[Entries from a dataset]
/---

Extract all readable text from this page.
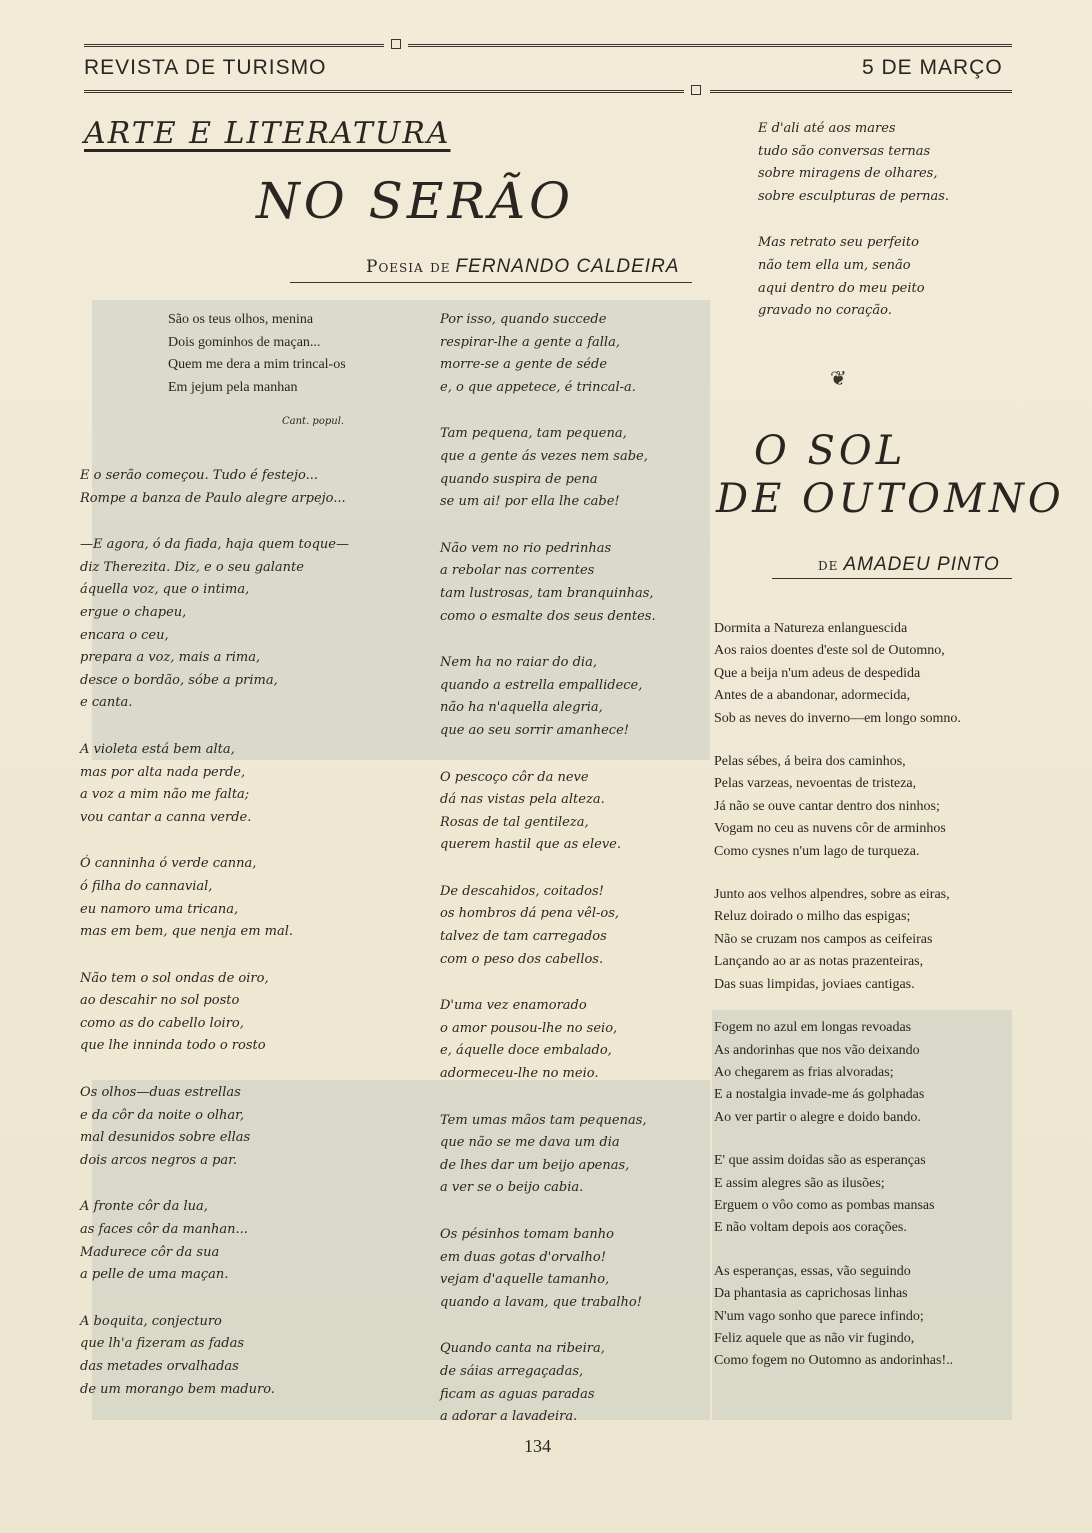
REVISTA DE TURISMO	5 DE MARÇO
ARTE E LITERATURA
NO SERÃO
Poesia de FERNANDO CALDEIRA
São os teus olhos, menina
Dois gominhos de maçan...
Quem me dera a mim trincal-os
Em jejum pela manhan
Cant. popul.
E o serão começou. Tudo é festejo...
Rompe a banza de Paulo alegre arpejo...
—E agora, ó da fiada, haja quem toque—
diz Therezita. Diz, e o seu galante
áquella voz, que o intima,
ergue o chapeu,
encara o ceu,
prepara a voz, mais a rima,
desce o bordão, sóbe a prima,
e canta.
A violeta está bem alta,
mas por alta nada perde,
a voz a mim não me falta;
vou cantar a canna verde.
Ó canninha ó verde canna,
ó filha do cannavial,
eu namoro uma tricana,
mas em bem, que nenja em mal.
Não tem o sol ondas de oiro,
ao descahir no sol posto
como as do cabello loiro,
que lhe inninda todo o rosto
Os olhos—duas estrellas
e da côr da noite o olhar,
mal desunidos sobre ellas
dois arcos negros a par.
A fronte côr da lua,
as faces côr da manhan...
Madurece côr da sua
a pelle de uma maçan.
A boquita, conjecturo
que lh'a fizeram as fadas
das metades orvalhadas
de um morango bem maduro.
Por isso, quando succede
respirar-lhe a gente a falla,
morre-se a gente de séde
e, o que appetece, é trincal-a.
Tam pequena, tam pequena,
que a gente ás vezes nem sabe,
quando suspira de pena
se um ai! por ella lhe cabe!
Não vem no rio pedrinhas
a rebolar nas correntes
tam lustrosas, tam branquinhas,
como o esmalte dos seus dentes.
Nem ha no raiar do dia,
quando a estrella empallidece,
não ha n'aquella alegria,
que ao seu sorrir amanhece!
O pescoço côr da neve
dá nas vistas pela alteza.
Rosas de tal gentileza,
querem hastil que as eleve.
De descahidos, coitados!
os hombros dá pena vêl-os,
talvez de tam carregados
com o peso dos cabellos.
D'uma vez enamorado
o amor pousou-lhe no seio,
e, áquelle doce embalado,
adormeceu-lhe no meio.
Tem umas mãos tam pequenas,
que não se me dava um dia
de lhes dar um beijo apenas,
a ver se o beijo cabia.
Os pésinhos tomam banho
em duas gotas d'orvalho!
vejam d'aquelle tamanho,
quando a lavam, que trabalho!
Quando canta na ribeira,
de sáias arregaçadas,
ficam as aguas paradas
a adorar a lavadeira.
E d'ali até aos mares
tudo são conversas ternas
sobre miragens de olhares,
sobre esculpturas de pernas.
Mas retrato seu perfeito
não tem ella um, senão
aqui dentro do meu peito
gravado no coração.
❦
O SOL
DE OUTOMNO
de AMADEU PINTO
Dormita a Natureza enlanguescida
Aos raios doentes d'este sol de Outomno,
Que a beija n'um adeus de despedida
Antes de a abandonar, adormecida,
Sob as neves do inverno—em longo somno.
Pelas sébes, á beira dos caminhos,
Pelas varzeas, nevoentas de tristeza,
Já não se ouve cantar dentro dos ninhos;
Vogam no ceu as nuvens côr de arminhos
Como cysnes n'um lago de turqueza.
Junto aos velhos alpendres, sobre as eiras,
Reluz doirado o milho das espigas;
Não se cruzam nos campos as ceifeiras
Lançando ao ar as notas prazenteiras,
Das suas limpidas, joviaes cantigas.
Fogem no azul em longas revoadas
As andorinhas que nos vão deixando
Ao chegarem as frias alvoradas;
E a nostalgia invade-me ás golphadas
Ao ver partir o alegre e doido bando.
E' que assim doidas são as esperanças
E assim alegres são as ilusões;
Erguem o vôo como as pombas mansas
E não voltam depois aos corações.
As esperanças, essas, vão seguindo
Da phantasia as caprichosas linhas
N'um vago sonho que parece infindo;
Feliz aquele que as não vir fugindo,
Como fogem no Outomno as andorinhas!..
134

\---

• Short task
Repeat the preceding records precisely, and leave every picture out of the copy.

• Response
Extract all readable text from this page.
REVISTA DE TURISMO	5 DE MARÇO
ARTE E LITERATURA
NO SERÃO
Poesia de FERNANDO CALDEIRA
São os teus olhos, menina
Dois gominhos de maçan...
Quem me dera a mim trincal-os
Em jejum pela manhan
Cant. popul.
E o serão começou. Tudo é festejo...
Rompe a banza de Paulo alegre arpejo...
—E agora, ó da fiada, haja quem toque—
diz Therezita. Diz, e o seu galante
áquella voz, que o intima,
ergue o chapeu,
encara o ceu,
prepara a voz, mais a rima,
desce o bordão, sóbe a prima,
e canta.
A violeta está bem alta,
mas por alta nada perde,
a voz a mim não me falta;
vou cantar a canna verde.
Ó canninha ó verde canna,
ó filha do cannavial,
eu namoro uma tricana,
mas em bem, que nenja em mal.
Não tem o sol ondas de oiro,
ao descahir no sol posto
como as do cabello loiro,
que lhe inninda todo o rosto
Os olhos—duas estrellas
e da côr da noite o olhar,
mal desunidos sobre ellas
dois arcos negros a par.
A fronte côr da lua,
as faces côr da manhan...
Madurece côr da sua
a pelle de uma maçan.
A boquita, conjecturo
que lh'a fizeram as fadas
das metades orvalhadas
de um morango bem maduro.
Por isso, quando succede
respirar-lhe a gente a falla,
morre-se a gente de séde
e, o que appetece, é trincal-a.
Tam pequena, tam pequena,
que a gente ás vezes nem sabe,
quando suspira de pena
se um ai! por ella lhe cabe!
Não vem no rio pedrinhas
a rebolar nas correntes
tam lustrosas, tam branquinhas,
como o esmalte dos seus dentes.
Nem ha no raiar do dia,
quando a estrella empallidece,
não ha n'aquella alegria,
que ao seu sorrir amanhece!
O pescoço côr da neve
dá nas vistas pela alteza.
Rosas de tal gentileza,
querem hastil que as eleve.
De descahidos, coitados!
os hombros dá pena vêl-os,
talvez de tam carregados
com o peso dos cabellos.
D'uma vez enamorado
o amor pousou-lhe no seio,
e, áquelle doce embalado,
adormeceu-lhe no meio.
Tem umas mãos tam pequenas,
que não se me dava um dia
de lhes dar um beijo apenas,
a ver se o beijo cabia.
Os pésinhos tomam banho
em duas gotas d'orvalho!
vejam d'aquelle tamanho,
quando a lavam, que trabalho!
Quando canta na ribeira,
de sáias arregaçadas,
ficam as aguas paradas
a adorar a lavadeira.
E d'ali até aos mares
tudo são conversas ternas
sobre miragens de olhares,
sobre esculpturas de pernas.
Mas retrato seu perfeito
não tem ella um, senão
aqui dentro do meu peito
gravado no coração.
❦
O SOL
DE OUTOMNO
de AMADEU PINTO
Dormita a Natureza enlanguescida
Aos raios doentes d'este sol de Outomno,
Que a beija n'um adeus de despedida
Antes de a abandonar, adormecida,
Sob as neves do inverno—em longo somno.
Pelas sébes, á beira dos caminhos,
Pelas varzeas, nevoentas de tristeza,
Já não se ouve cantar dentro dos ninhos;
Vogam no ceu as nuvens côr de arminhos
Como cysnes n'um lago de turqueza.
Junto aos velhos alpendres, sobre as eiras,
Reluz doirado o milho das espigas;
Não se cruzam nos campos as ceifeiras
Lançando ao ar as notas prazenteiras,
Das suas limpidas, joviaes cantigas.
Fogem no azul em longas revoadas
As andorinhas que nos vão deixando
Ao chegarem as frias alvoradas;
E a nostalgia invade-me ás golphadas
Ao ver partir o alegre e doido bando.
E' que assim doidas são as esperanças
E assim alegres são as ilusões;
Erguem o vôo como as pombas mansas
E não voltam depois aos corações.
As esperanças, essas, vão seguindo
Da phantasia as caprichosas linhas
N'um vago sonho que parece infindo;
Feliz aquele que as não vir fugindo,
Como fogem no Outomno as andorinhas!..
134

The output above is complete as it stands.